start PROVIDED INFORMATION
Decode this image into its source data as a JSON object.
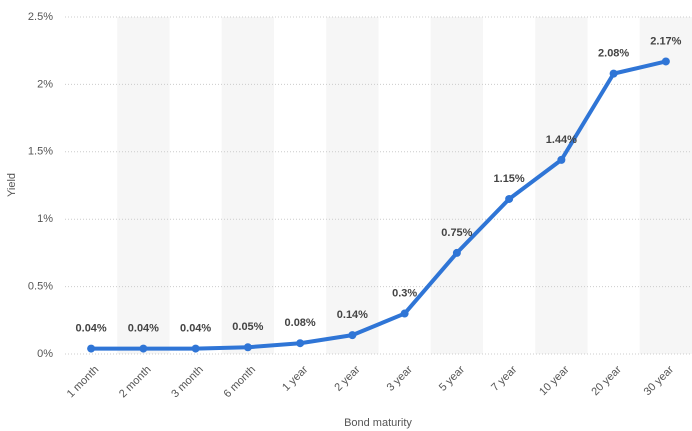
{
  "chart_data": {
    "type": "line",
    "x_label": "Bond maturity",
    "y_label": "Yield",
    "categories": [
      "1 month",
      "2 month",
      "3 month",
      "6 month",
      "1 year",
      "2 year",
      "3 year",
      "5 year",
      "7 year",
      "10 year",
      "20 year",
      "30 year"
    ],
    "values": [
      0.04,
      0.04,
      0.04,
      0.05,
      0.08,
      0.14,
      0.3,
      0.75,
      1.15,
      1.44,
      2.08,
      2.17
    ],
    "value_labels": [
      "0.04%",
      "0.04%",
      "0.04%",
      "0.05%",
      "0.08%",
      "0.14%",
      "0.3%",
      "0.75%",
      "1.15%",
      "1.44%",
      "2.08%",
      "2.17%"
    ],
    "color": "#2f75d6",
    "ylim": [
      0,
      2.5
    ],
    "yticks": [
      {
        "value": 0,
        "label": "0%"
      },
      {
        "value": 0.5,
        "label": "0.5%"
      },
      {
        "value": 1,
        "label": "1%"
      },
      {
        "value": 1.5,
        "label": "1.5%"
      },
      {
        "value": 2,
        "label": "2%"
      },
      {
        "value": 2.5,
        "label": "2.5%"
      }
    ],
    "grid": true
  }
}
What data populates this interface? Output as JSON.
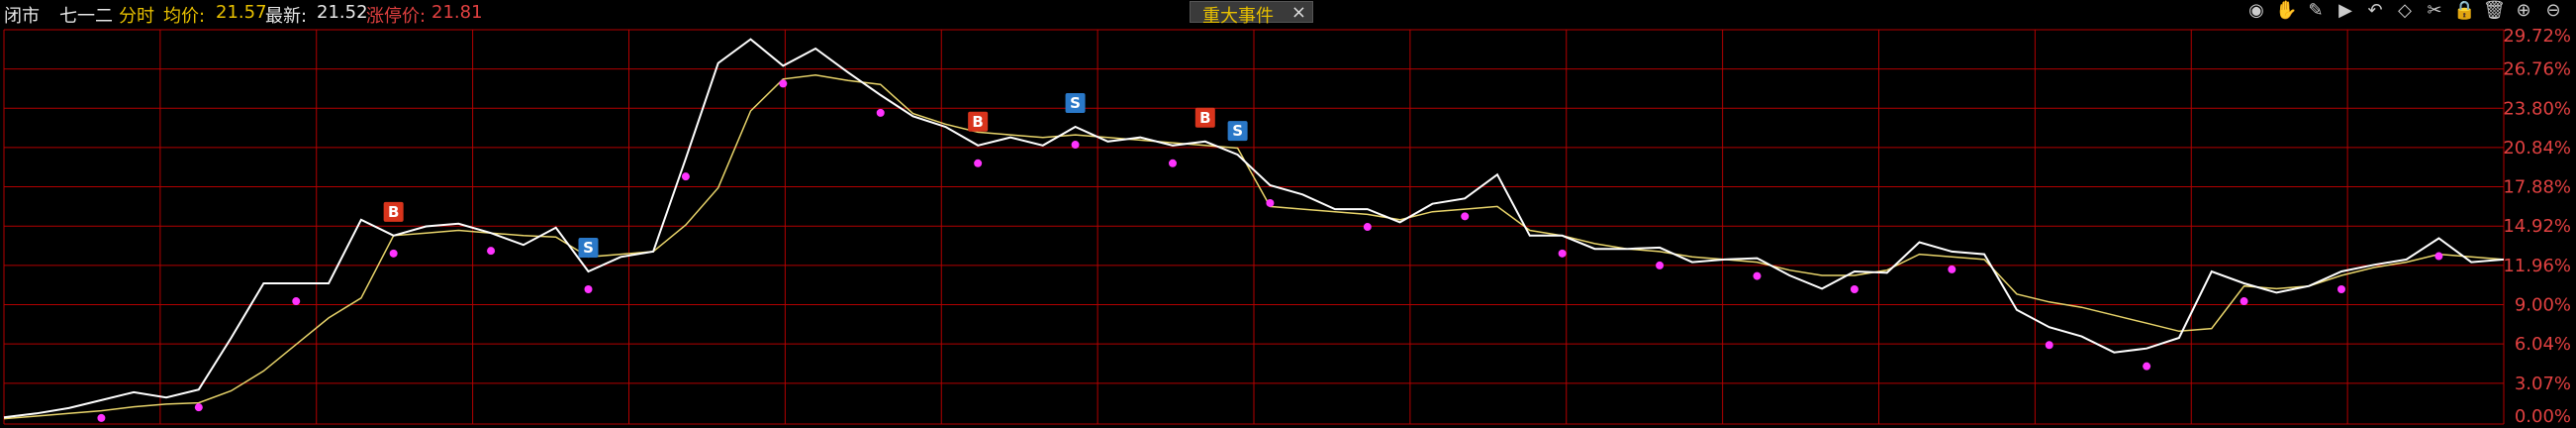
{
  "header": {
    "prefix": "闭市",
    "stock_name": "七一二",
    "mode": "分时",
    "avg_label": "均价:",
    "avg_value": "21.57",
    "latest_label": "最新:",
    "latest_value": "21.52",
    "limit_label": "涨停价:",
    "limit_value": "21.81"
  },
  "events_tab": {
    "label": "重大事件",
    "close": "×"
  },
  "toolbar": {
    "icons": [
      "eye-icon",
      "hand-icon",
      "marker-icon",
      "play-icon",
      "undo-icon",
      "diamond-icon",
      "scissors-icon",
      "lock-icon",
      "delete-icon",
      "zoom-in-icon",
      "zoom-out-icon"
    ],
    "glyphs": [
      "◉",
      "✋",
      "✎",
      "▶",
      "↶",
      "◇",
      "✂",
      "🔒",
      "🗑",
      "⊕",
      "⊖"
    ]
  },
  "chart_data": {
    "type": "line",
    "ylim": [
      0,
      29.72
    ],
    "yticks": [
      "29.72%",
      "26.76%",
      "23.80%",
      "20.84%",
      "17.88%",
      "14.92%",
      "11.96%",
      "9.00%",
      "6.04%",
      "3.07%",
      "0.00%"
    ],
    "ytick_values": [
      29.72,
      26.76,
      23.8,
      20.84,
      17.88,
      14.92,
      11.96,
      9.0,
      6.04,
      3.07,
      0.0
    ],
    "series": [
      {
        "values": [
          0.5,
          0.8,
          1.2,
          1.8,
          2.4,
          2.0,
          2.6,
          6.5,
          10.6,
          10.6,
          10.6,
          15.4,
          14.2,
          14.9,
          15.1,
          14.4,
          13.5,
          14.8,
          11.5,
          12.6,
          13.0,
          20.0,
          27.2,
          29.0,
          27.0,
          28.3,
          26.5,
          24.8,
          23.2,
          22.4,
          21.0,
          21.6,
          21.0,
          22.4,
          21.3,
          21.6,
          21.0,
          21.3,
          20.3,
          18.0,
          17.3,
          16.2,
          16.2,
          15.2,
          16.6,
          17.0,
          18.8,
          14.2,
          14.2,
          13.2,
          13.2,
          13.3,
          12.2,
          12.4,
          12.5,
          11.2,
          10.2,
          11.5,
          11.4,
          13.7,
          13.0,
          12.8,
          8.6,
          7.3,
          6.6,
          5.4,
          5.7,
          6.5,
          11.5,
          10.6,
          9.9,
          10.4,
          11.5,
          12.0,
          12.4,
          14.0,
          12.2,
          12.4
        ]
      },
      {
        "values": [
          0.4,
          0.6,
          0.8,
          1.0,
          1.3,
          1.5,
          1.6,
          2.5,
          4.0,
          6.0,
          8.0,
          9.5,
          14.2,
          14.4,
          14.6,
          14.4,
          14.2,
          14.1,
          12.6,
          12.8,
          13.0,
          15.0,
          17.8,
          23.6,
          26.0,
          26.3,
          25.9,
          25.6,
          23.4,
          22.6,
          22.0,
          21.8,
          21.6,
          21.8,
          21.6,
          21.4,
          21.2,
          21.0,
          20.8,
          16.4,
          16.2,
          16.0,
          15.8,
          15.4,
          16.0,
          16.2,
          16.4,
          14.6,
          14.2,
          13.6,
          13.2,
          13.0,
          12.6,
          12.4,
          12.2,
          11.6,
          11.2,
          11.2,
          11.6,
          12.8,
          12.6,
          12.4,
          9.8,
          9.2,
          8.8,
          8.2,
          7.6,
          7.0,
          7.2,
          10.4,
          10.2,
          10.4,
          11.2,
          11.8,
          12.2,
          12.8,
          12.6,
          12.4
        ]
      }
    ],
    "trade_markers": [
      {
        "label": "B",
        "index": 12
      },
      {
        "label": "S",
        "index": 18
      },
      {
        "label": "B",
        "index": 30
      },
      {
        "label": "S",
        "index": 33
      },
      {
        "label": "B",
        "index": 37
      },
      {
        "label": "S",
        "index": 38
      }
    ],
    "colors": {
      "price": "#ffffff",
      "avg": "#e8d46a",
      "grid": "#b30000",
      "marker_buy": "#d8341c",
      "marker_sell": "#2a78c8",
      "signal": "#ff33ff",
      "axis_text": "#e04040"
    }
  }
}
end PROVIDED INFORMATION
*GIVEN REQUEST*
Find the string "this" in the listing and return every line that holds it.

*RESPONSE*
Decode this image into its source data as a JSON object.
What data populates this interface? Output as JSON.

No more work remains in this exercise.